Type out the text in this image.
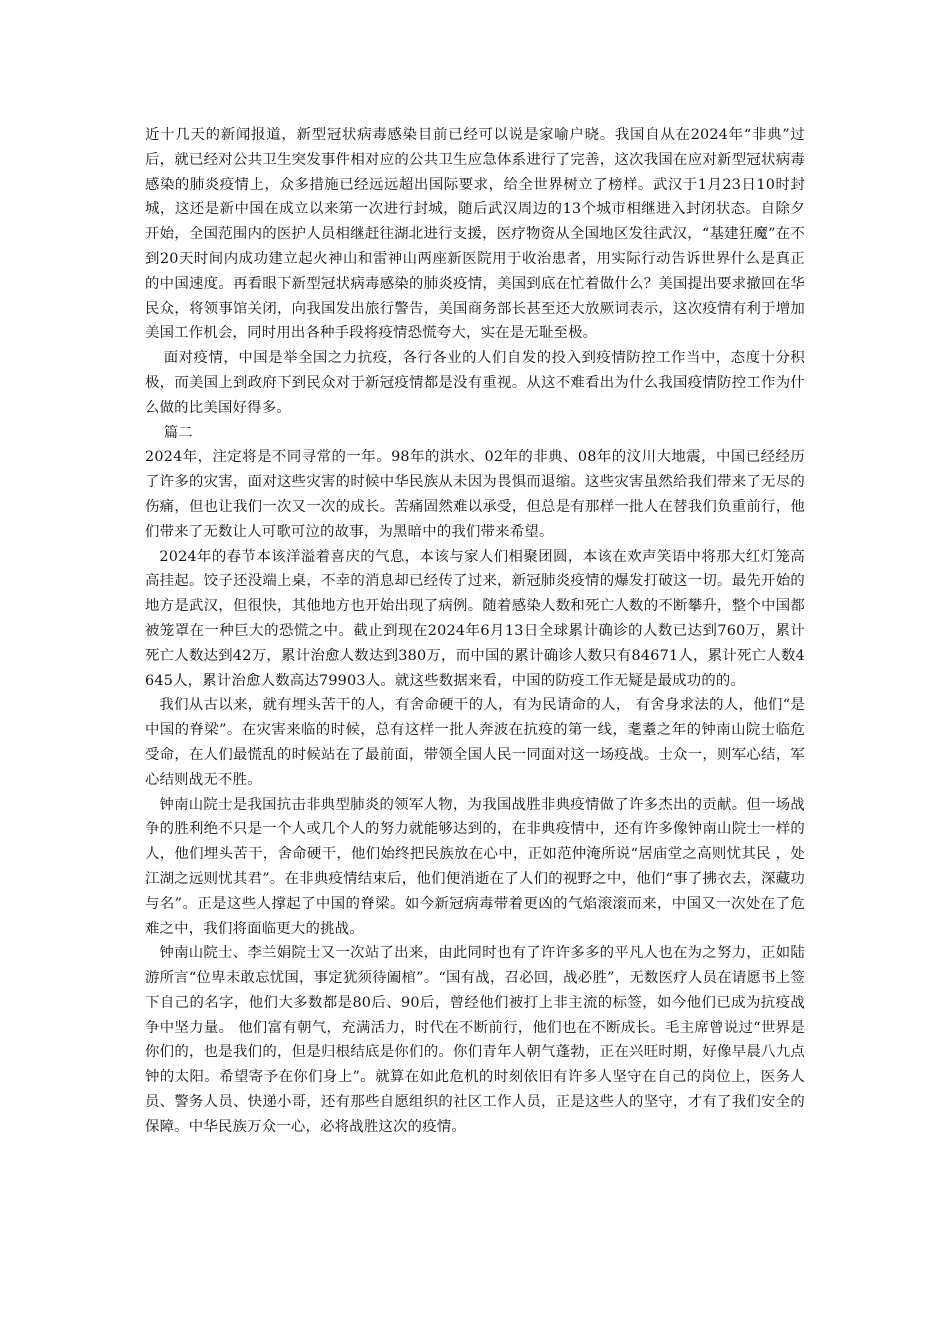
近十几天的新闻报道，新型冠状病毒感染目前已经可以说是家喻户晓。我国自从在2024年“非典”过后，就已经对公共卫生突发事件相对应的公共卫生应急体系进行了完善，这次我国在应对新型冠状病毒感染的肺炎疫情上，众多措施已经远远超出国际要求，给全世界树立了榜样。武汉于1月23日10时封城，这还是新中国在成立以来第一次进行封城，随后武汉周边的13个城市相继进入封闭状态。自除夕开始，全国范围内的医护人员相继赶往湖北进行支援，医疗物资从全国地区发往武汉，“基建狂魔”在不到20天时间内成功建立起火神山和雷神山两座新医院用于收治患者，用实际行动告诉世界什么是真正的中国速度。再看眼下新型冠状病毒感染的肺炎疫情，美国到底在忙着做什么？美国提出要求撤回在华民众，将领事馆关闭，向我国发出旅行警告，美国商务部长甚至还大放厥词表示，这次疫情有利于增加美国工作机会，同时用出各种手段将疫情恐慌夸大，实在是无耻至极。

面对疫情，中国是举全国之力抗疫，各行各业的人们自发的投入到疫情防控工作当中，态度十分积极，而美国上到政府下到民众对于新冠疫情都是没有重视。从这不难看出为什么我国疫情防控工作为什么做的比美国好得多。

篇二

2024年，注定将是不同寻常的一年。98年的洪水、02年的非典、08年的汶川大地震，中国已经经历了许多的灾害，面对这些灾害的时候中华民族从未因为畏惧而退缩。这些灾害虽然给我们带来了无尽的伤痛，但也让我们一次又一次的成长。苦痛固然难以承受，但总是有那样一批人在替我们负重前行，他们带来了无数让人可歌可泣的故事，为黑暗中的我们带来希望。

2024年的春节本该洋溢着喜庆的气息，本该与家人们相聚团圆，本该在欢声笑语中将那大红灯笼高高挂起。饺子还没端上桌，不幸的消息却已经传了过来，新冠肺炎疫情的爆发打破这一切。最先开始的地方是武汉，但很快，其他地方也开始出现了病例。随着感染人数和死亡人数的不断攀升，整个中国都被笼罩在一种巨大的恐慌之中。截止到现在2024年6月13日全球累计确诊的人数已达到760万，累计死亡人数达到42万，累计治愈人数达到380万，而中国的累计确诊人数只有84671人，累计死亡人数4645人，累计治愈人数高达79903人。就这些数据来看，中国的防疫工作无疑是最成功的的。

我们从古以来，就有埋头苦干的人，有舍命硬干的人，有为民请命的人， 有舍身求法的人，他们“是中国的脊梁”。在灾害来临的时候，总有这样一批人奔波在抗疫的第一线，耄耋之年的钟南山院士临危受命，在人们最慌乱的时候站在了最前面，带领全国人民一同面对这一场疫战。士众一，则军心结，军心结则战无不胜。

钟南山院士是我国抗击非典型肺炎的领军人物，为我国战胜非典疫情做了许多杰出的贡献。但一场战争的胜利绝不只是一个人或几个人的努力就能够达到的，在非典疫情中，还有许多像钟南山院士一样的人，他们埋头苦干，舍命硬干，他们始终把民族放在心中，正如范仲淹所说“居庙堂之高则忧其民 ，处江湖之远则忧其君”。在非典疫情结束后，他们便消逝在了人们的视野之中，他们“事了拂衣去，深藏功与名”。正是这些人撑起了中国的脊梁。如今新冠病毒带着更凶的气焰滚滚而来，中国又一次处在了危难之中，我们将面临更大的挑战。

钟南山院士、李兰娟院士又一次站了出来，由此同时也有了许许多多的平凡人也在为之努力，正如陆游所言“位卑未敢忘忧国，事定犹须待阖棺”。“国有战，召必回，战必胜”，无数医疗人员在请愿书上签下自己的名字，他们大多数都是80后、90后，曾经他们被打上非主流的标签，如今他们已成为抗疫战争中坚力量。 他们富有朝气，充满活力，时代在不断前行，他们也在不断成长。毛主席曾说过“世界是你们的，也是我们的，但是归根结底是你们的。你们青年人朝气蓬勃，正在兴旺时期，好像早晨八九点钟的太阳。希望寄予在你们身上”。就算在如此危机的时刻依旧有许多人坚守在自己的岗位上，医务人员、警务人员、快递小哥，还有那些自愿组织的社区工作人员，正是这些人的坚守，才有了我们安全的保障。中华民族万众一心，必将战胜这次的疫情。
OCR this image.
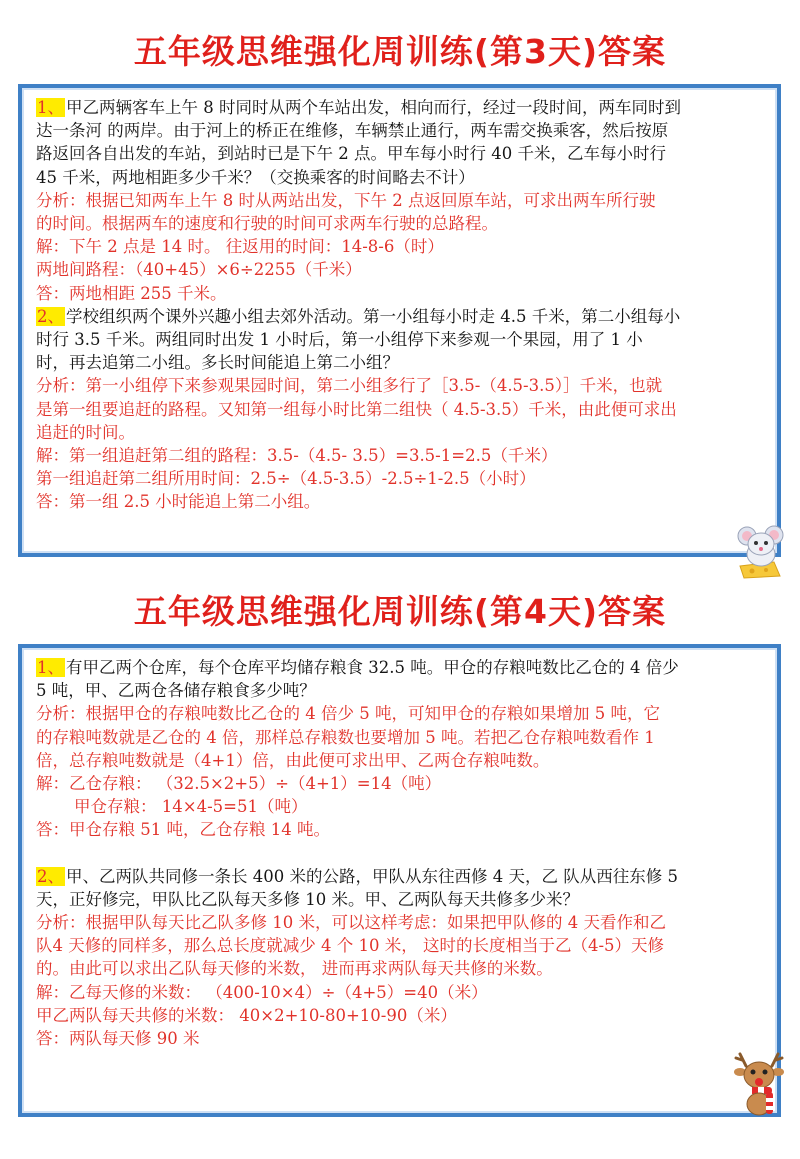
五年级思维强化周训练(第3天)答案
1、 甲乙两辆客车上午 8 时同时从两个车站出发，相向而行，经过一段时间，两车同时到
达一条河 的两岸。由于河上的桥正在维修，车辆禁止通行，两车需交换乘客，然后按原
路返回各自出发的车站，到站时已是下午 2 点。甲车每小时行 40 千米，乙车每小时行
45 千米，两地相距多少千米？（交换乘客的时间略去不计）
分析：根据已知两车上午 8 时从两站出发，下午 2 点返回原车站，可求出两车所行驶
的时间。根据两车的速度和行驶的时间可求两车行驶的总路程。
解：下午 2 点是 14 时。 往返用的时间：14-8-6（时）
两地间路程：（40+45）×6÷2255（千米）
答：两地相距 255 千米。
2、 学校组织两个课外兴趣小组去郊外活动。第一小组每小时走 4.5 千米，第二小组每小
时行 3.5 千米。两组同时出发 1 小时后，第一小组停下来参观一个果园，用了 1 小
时，再去追第二小组。多长时间能追上第二小组？
分析：第一小组停下来参观果园时间，第二小组多行了［3.5-（4.5-3.5）］千米，也就
是第一组要追赶的路程。又知第一组每小时比第二组快（ 4.5-3.5）千米，由此便可求出
追赶的时间。
解：第一组追赶第二组的路程：3.5-（4.5- 3.5）=3.5-1=2.5（千米）
第一组追赶第二组所用时间：2.5÷（4.5-3.5）-2.5÷1-2.5（小时）
答：第一组 2.5 小时能追上第二小组。
五年级思维强化周训练(第4天)答案
1、 有甲乙两个仓库，每个仓库平均储存粮食 32.5 吨。甲仓的存粮吨数比乙仓的 4 倍少
5 吨，甲、乙两仓各储存粮食多少吨？
分析：根据甲仓的存粮吨数比乙仓的 4 倍少 5 吨，可知甲仓的存粮如果增加 5 吨，它
的存粮吨数就是乙仓的 4 倍，那样总存粮数也要增加 5 吨。若把乙仓存粮吨数看作 1
倍，总存粮吨数就是（4+1）倍，由此便可求出甲、乙两仓存粮吨数。
解：乙仓存粮： （32.5×2+5）÷（4+1）=14（吨）
甲仓存粮： 14×4-5=51（吨）
答：甲仓存粮 51 吨，乙仓存粮 14 吨。
2、 甲、乙两队共同修一条长 400 米的公路，甲队从东往西修 4 天，乙 队从西往东修 5
天，正好修完，甲队比乙队每天多修 10 米。甲、乙两队每天共修多少米？
分析：根据甲队每天比乙队多修 10 米，可以这样考虑：如果把甲队修的 4 天看作和乙
队4 天修的同样多，那么总长度就减少 4 个 10 米， 这时的长度相当于乙（4-5）天修
的。由此可以求出乙队每天修的米数， 进而再求两队每天共修的米数。
解：乙每天修的米数： （400-10×4）÷（4+5）=40（米）
甲乙两队每天共修的米数： 40×2+10-80+10-90（米）
答：两队每天修 90 米
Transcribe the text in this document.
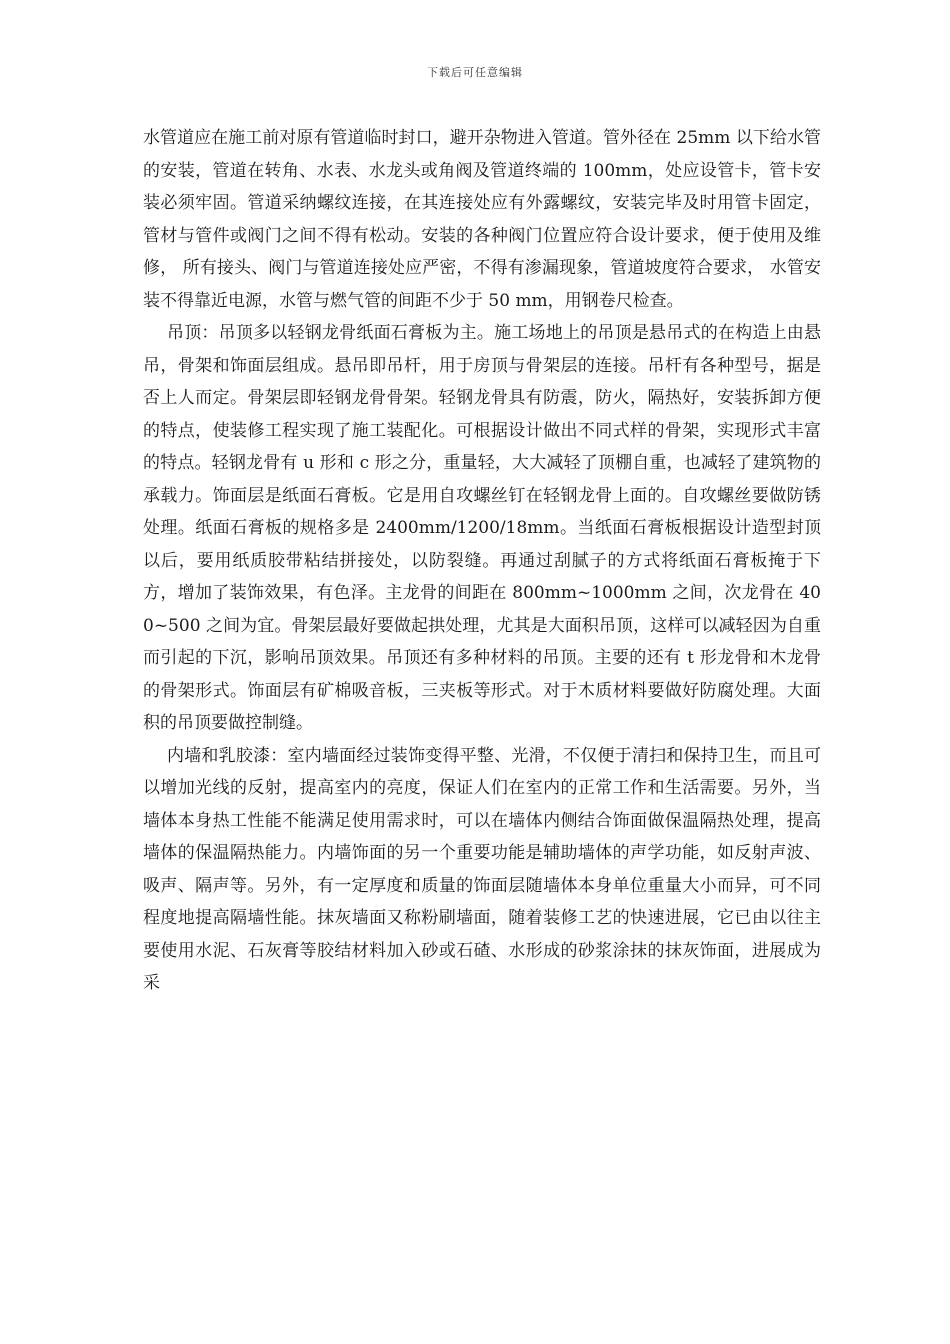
下载后可任意编辑

水管道应在施工前对原有管道临时封口，避开杂物进入管道。管外径在 25mm 以下给水管的安装，管道在转角、水表、水龙头或角阀及管道终端的 100mm，处应设管卡，管卡安装必须牢固。管道采纳螺纹连接，在其连接处应有外露螺纹，安装完毕及时用管卡固定，管材与管件或阀门之间不得有松动。安装的各种阀门位置应符合设计要求，便于使用及维修， 所有接头、阀门与管道连接处应严密，不得有渗漏现象，管道坡度符合要求， 水管安装不得靠近电源，水管与燃气管的间距不少于 50 mm，用钢卷尺检查。

吊顶：吊顶多以轻钢龙骨纸面石膏板为主。施工场地上的吊顶是悬吊式的在构造上由悬吊，骨架和饰面层组成。悬吊即吊杆，用于房顶与骨架层的连接。吊杆有各种型号，据是否上人而定。骨架层即轻钢龙骨骨架。轻钢龙骨具有防震，防火，隔热好，安装拆卸方便的特点，使装修工程实现了施工装配化。可根据设计做出不同式样的骨架，实现形式丰富的特点。轻钢龙骨有 u 形和 c 形之分，重量轻，大大减轻了顶棚自重，也减轻了建筑物的承载力。饰面层是纸面石膏板。它是用自攻螺丝钉在轻钢龙骨上面的。自攻螺丝要做防锈处理。纸面石膏板的规格多是 2400mm/1200/18mm。当纸面石膏板根据设计造型封顶以后，要用纸质胶带粘结拼接处，以防裂缝。再通过刮腻子的方式将纸面石膏板掩于下方，增加了装饰效果，有色泽。主龙骨的间距在 800mm~1000mm 之间，次龙骨在 400~500 之间为宜。骨架层最好要做起拱处理，尤其是大面积吊顶，这样可以减轻因为自重而引起的下沉，影响吊顶效果。吊顶还有多种材料的吊顶。主要的还有 t 形龙骨和木龙骨的骨架形式。饰面层有矿棉吸音板，三夹板等形式。对于木质材料要做好防腐处理。大面积的吊顶要做控制缝。

内墙和乳胶漆：室内墙面经过装饰变得平整、光滑，不仅便于清扫和保持卫生，而且可以增加光线的反射，提高室内的亮度，保证人们在室内的正常工作和生活需要。另外，当墙体本身热工性能不能满足使用需求时，可以在墙体内侧结合饰面做保温隔热处理，提高墙体的保温隔热能力。内墙饰面的另一个重要功能是辅助墙体的声学功能，如反射声波、吸声、隔声等。另外，有一定厚度和质量的饰面层随墙体本身单位重量大小而异，可不同程度地提高隔墙性能。抹灰墙面又称粉刷墙面，随着装修工艺的快速进展，它已由以往主要使用水泥、石灰膏等胶结材料加入砂或石碴、水形成的砂浆涂抹的抹灰饰面，进展成为采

########################################

Copy every line in the records above that contains the word "image".

**The response:**
Type out the text in this image.
OCR this image.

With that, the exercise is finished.